Problem requirements: Retype all the entries word for word, but omit the pictures.

Supplied entries:
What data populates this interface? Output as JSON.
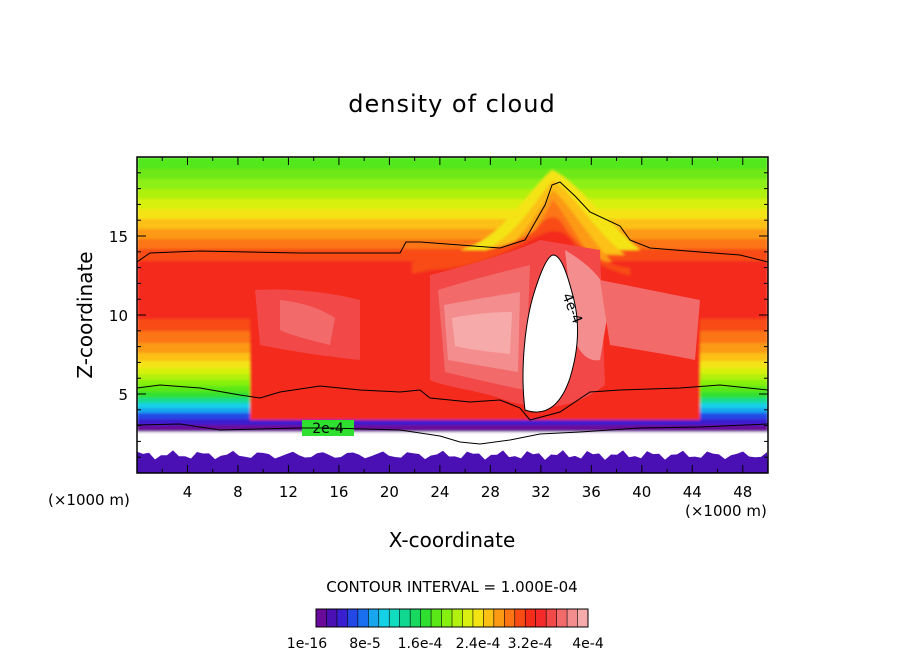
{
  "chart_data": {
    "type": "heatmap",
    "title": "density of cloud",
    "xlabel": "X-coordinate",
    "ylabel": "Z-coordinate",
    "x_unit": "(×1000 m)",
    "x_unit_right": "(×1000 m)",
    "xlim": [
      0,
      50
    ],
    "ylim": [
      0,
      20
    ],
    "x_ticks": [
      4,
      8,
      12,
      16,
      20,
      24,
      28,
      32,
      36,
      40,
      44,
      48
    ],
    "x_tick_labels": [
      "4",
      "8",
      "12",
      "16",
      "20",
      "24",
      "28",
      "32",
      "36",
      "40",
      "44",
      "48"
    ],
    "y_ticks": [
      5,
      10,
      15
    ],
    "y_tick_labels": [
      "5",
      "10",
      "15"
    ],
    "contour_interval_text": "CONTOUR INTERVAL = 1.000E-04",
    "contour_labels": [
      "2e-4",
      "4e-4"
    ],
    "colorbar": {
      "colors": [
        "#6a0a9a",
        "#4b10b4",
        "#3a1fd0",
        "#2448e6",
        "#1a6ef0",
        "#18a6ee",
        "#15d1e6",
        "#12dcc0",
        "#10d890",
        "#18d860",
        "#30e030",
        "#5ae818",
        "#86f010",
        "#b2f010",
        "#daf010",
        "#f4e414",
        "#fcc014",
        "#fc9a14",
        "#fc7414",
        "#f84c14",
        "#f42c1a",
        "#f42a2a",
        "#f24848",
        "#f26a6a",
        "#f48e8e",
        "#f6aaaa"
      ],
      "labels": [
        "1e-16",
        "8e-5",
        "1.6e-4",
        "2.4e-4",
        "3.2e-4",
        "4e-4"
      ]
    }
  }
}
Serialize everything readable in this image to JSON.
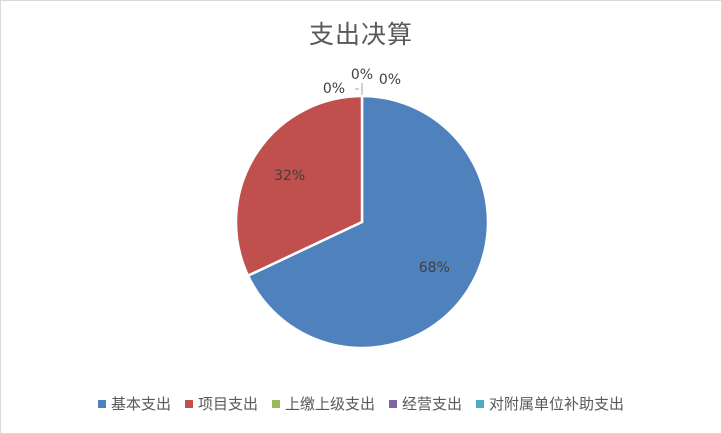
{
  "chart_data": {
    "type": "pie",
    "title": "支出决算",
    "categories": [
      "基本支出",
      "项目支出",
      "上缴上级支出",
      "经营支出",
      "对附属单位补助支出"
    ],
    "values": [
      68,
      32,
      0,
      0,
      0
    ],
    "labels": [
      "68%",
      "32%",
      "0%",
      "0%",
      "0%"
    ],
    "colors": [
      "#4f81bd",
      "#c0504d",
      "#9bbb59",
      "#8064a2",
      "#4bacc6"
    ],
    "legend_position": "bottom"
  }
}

Full solution:
What data populates this interface? Output as JSON.
{
  "chart_data": {
    "type": "heatmap",
    "title": "density of cloud",
    "xlabel": "X-coordinate",
    "ylabel": "Z-coordinate",
    "x_unit": "(×1000 m)",
    "x_unit_right": "(×1000 m)",
    "xlim": [
      0,
      50
    ],
    "ylim": [
      0,
      20
    ],
    "x_ticks": [
      4,
      8,
      12,
      16,
      20,
      24,
      28,
      32,
      36,
      40,
      44,
      48
    ],
    "x_tick_labels": [
      "4",
      "8",
      "12",
      "16",
      "20",
      "24",
      "28",
      "32",
      "36",
      "40",
      "44",
      "48"
    ],
    "y_ticks": [
      5,
      10,
      15
    ],
    "y_tick_labels": [
      "5",
      "10",
      "15"
    ],
    "contour_interval_text": "CONTOUR INTERVAL = 1.000E-04",
    "contour_labels": [
      "2e-4",
      "4e-4"
    ],
    "colorbar": {
      "colors": [
        "#6a0a9a",
        "#4b10b4",
        "#3a1fd0",
        "#2448e6",
        "#1a6ef0",
        "#18a6ee",
        "#15d1e6",
        "#12dcc0",
        "#10d890",
        "#18d860",
        "#30e030",
        "#5ae818",
        "#86f010",
        "#b2f010",
        "#daf010",
        "#f4e414",
        "#fcc014",
        "#fc9a14",
        "#fc7414",
        "#f84c14",
        "#f42c1a",
        "#f42a2a",
        "#f24848",
        "#f26a6a",
        "#f48e8e",
        "#f6aaaa"
      ],
      "labels": [
        "1e-16",
        "8e-5",
        "1.6e-4",
        "2.4e-4",
        "3.2e-4",
        "4e-4"
      ]
    }
  }
}
Serialize everything readable in this image to JSON.
{
  "chart_data": {
    "type": "pie",
    "title": "支出决算",
    "categories": [
      "基本支出",
      "项目支出",
      "上缴上级支出",
      "经营支出",
      "对附属单位补助支出"
    ],
    "values": [
      68,
      32,
      0,
      0,
      0
    ],
    "labels": [
      "68%",
      "32%",
      "0%",
      "0%",
      "0%"
    ],
    "colors": [
      "#4f81bd",
      "#c0504d",
      "#9bbb59",
      "#8064a2",
      "#4bacc6"
    ],
    "legend_position": "bottom"
  }
}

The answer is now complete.